→ **STATED EXERCISE**: From the listing below, extract every line in which the word "JSON" appears.

# RECORDS TO PROCESS start

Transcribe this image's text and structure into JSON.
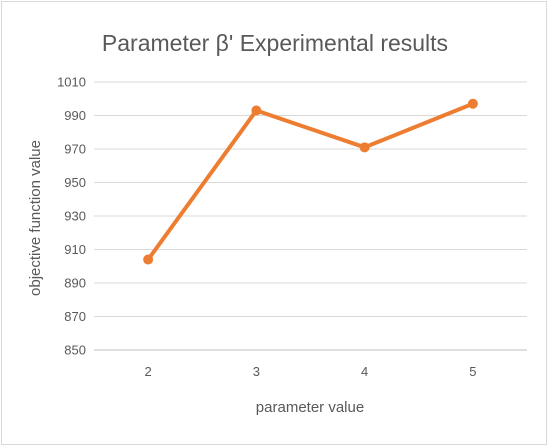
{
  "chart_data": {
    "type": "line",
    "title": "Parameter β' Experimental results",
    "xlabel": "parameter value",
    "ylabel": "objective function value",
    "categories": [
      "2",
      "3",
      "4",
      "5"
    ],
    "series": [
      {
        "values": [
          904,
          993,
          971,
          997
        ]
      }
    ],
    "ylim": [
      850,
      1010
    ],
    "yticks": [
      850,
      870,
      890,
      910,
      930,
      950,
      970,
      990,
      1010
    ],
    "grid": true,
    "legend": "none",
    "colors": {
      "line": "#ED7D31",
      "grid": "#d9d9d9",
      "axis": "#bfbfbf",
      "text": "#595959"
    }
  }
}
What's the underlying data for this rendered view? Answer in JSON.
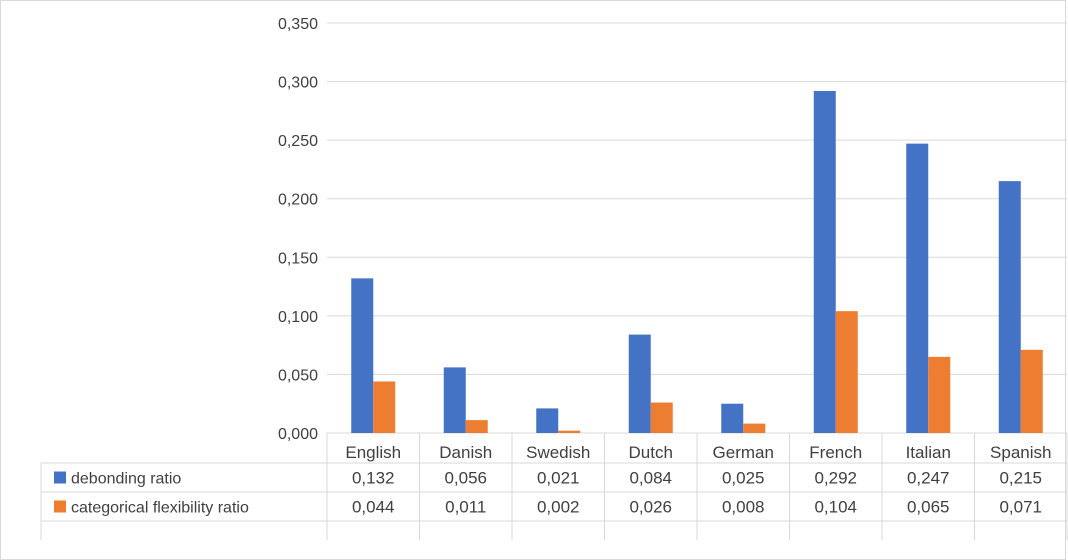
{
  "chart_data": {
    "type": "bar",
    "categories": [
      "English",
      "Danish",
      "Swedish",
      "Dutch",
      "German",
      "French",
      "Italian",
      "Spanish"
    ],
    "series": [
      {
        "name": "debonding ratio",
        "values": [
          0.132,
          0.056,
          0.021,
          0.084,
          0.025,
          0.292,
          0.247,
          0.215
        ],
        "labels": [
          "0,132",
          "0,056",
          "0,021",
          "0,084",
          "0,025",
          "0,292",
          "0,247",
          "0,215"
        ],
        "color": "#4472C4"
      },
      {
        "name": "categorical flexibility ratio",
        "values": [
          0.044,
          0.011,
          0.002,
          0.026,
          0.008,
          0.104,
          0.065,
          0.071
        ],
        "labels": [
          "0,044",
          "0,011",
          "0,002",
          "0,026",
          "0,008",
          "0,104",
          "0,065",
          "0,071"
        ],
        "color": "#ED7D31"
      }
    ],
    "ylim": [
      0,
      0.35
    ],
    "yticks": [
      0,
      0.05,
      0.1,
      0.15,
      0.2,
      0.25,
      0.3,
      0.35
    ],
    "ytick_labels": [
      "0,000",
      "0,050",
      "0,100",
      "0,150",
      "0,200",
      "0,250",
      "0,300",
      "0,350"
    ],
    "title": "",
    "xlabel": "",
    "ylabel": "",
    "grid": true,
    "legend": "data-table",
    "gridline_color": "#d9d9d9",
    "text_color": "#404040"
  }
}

# RECORDS TO PROCESS end

→ **TASK RESPONSE**:
Transcribe this image's text and structure into JSON.
What's the underlying data for this rendered view? Answer in JSON.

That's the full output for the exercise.